TASK PROMPT
Your task is to copy every record exactly.

DATASET RECORDS
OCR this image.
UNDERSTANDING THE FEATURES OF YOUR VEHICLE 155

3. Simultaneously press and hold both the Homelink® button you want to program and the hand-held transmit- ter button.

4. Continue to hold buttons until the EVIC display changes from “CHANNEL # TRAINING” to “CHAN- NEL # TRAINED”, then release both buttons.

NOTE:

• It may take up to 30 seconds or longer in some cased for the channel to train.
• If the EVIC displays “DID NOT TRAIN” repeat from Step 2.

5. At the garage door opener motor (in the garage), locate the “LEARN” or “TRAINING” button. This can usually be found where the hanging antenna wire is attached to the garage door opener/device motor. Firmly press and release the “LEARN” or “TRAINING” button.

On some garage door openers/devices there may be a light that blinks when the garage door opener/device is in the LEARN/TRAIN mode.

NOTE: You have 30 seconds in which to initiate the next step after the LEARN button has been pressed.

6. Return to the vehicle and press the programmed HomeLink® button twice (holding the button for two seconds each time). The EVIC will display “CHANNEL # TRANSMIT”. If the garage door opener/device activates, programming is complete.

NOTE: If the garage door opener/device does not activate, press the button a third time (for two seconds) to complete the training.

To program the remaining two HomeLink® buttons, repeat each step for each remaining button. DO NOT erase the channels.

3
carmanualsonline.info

EXERCISE ANSWER
OCR this image.
UNDERSTANDING THE FEATURES OF YOUR VEHICLE 155

3. Simultaneously press and hold both the Homelink® button you want to program and the hand-held transmit- ter button.

4. Continue to hold buttons until the EVIC display changes from “CHANNEL # TRAINING” to “CHAN- NEL # TRAINED”, then release both buttons.

NOTE:

• It may take up to 30 seconds or longer in some cased for the channel to train.
• If the EVIC displays “DID NOT TRAIN” repeat from Step 2.

5. At the garage door opener motor (in the garage), locate the “LEARN” or “TRAINING” button. This can usually be found where the hanging antenna wire is attached to the garage door opener/device motor. Firmly press and release the “LEARN” or “TRAINING” button.

On some garage door openers/devices there may be a light that blinks when the garage door opener/device is in the LEARN/TRAIN mode.

NOTE: You have 30 seconds in which to initiate the next step after the LEARN button has been pressed.

6. Return to the vehicle and press the programmed HomeLink® button twice (holding the button for two seconds each time). The EVIC will display “CHANNEL # TRANSMIT”. If the garage door opener/device activates, programming is complete.

NOTE: If the garage door opener/device does not activate, press the button a third time (for two seconds) to complete the training.

To program the remaining two HomeLink® buttons, repeat each step for each remaining button. DO NOT erase the channels.

3
carmanualsonline.info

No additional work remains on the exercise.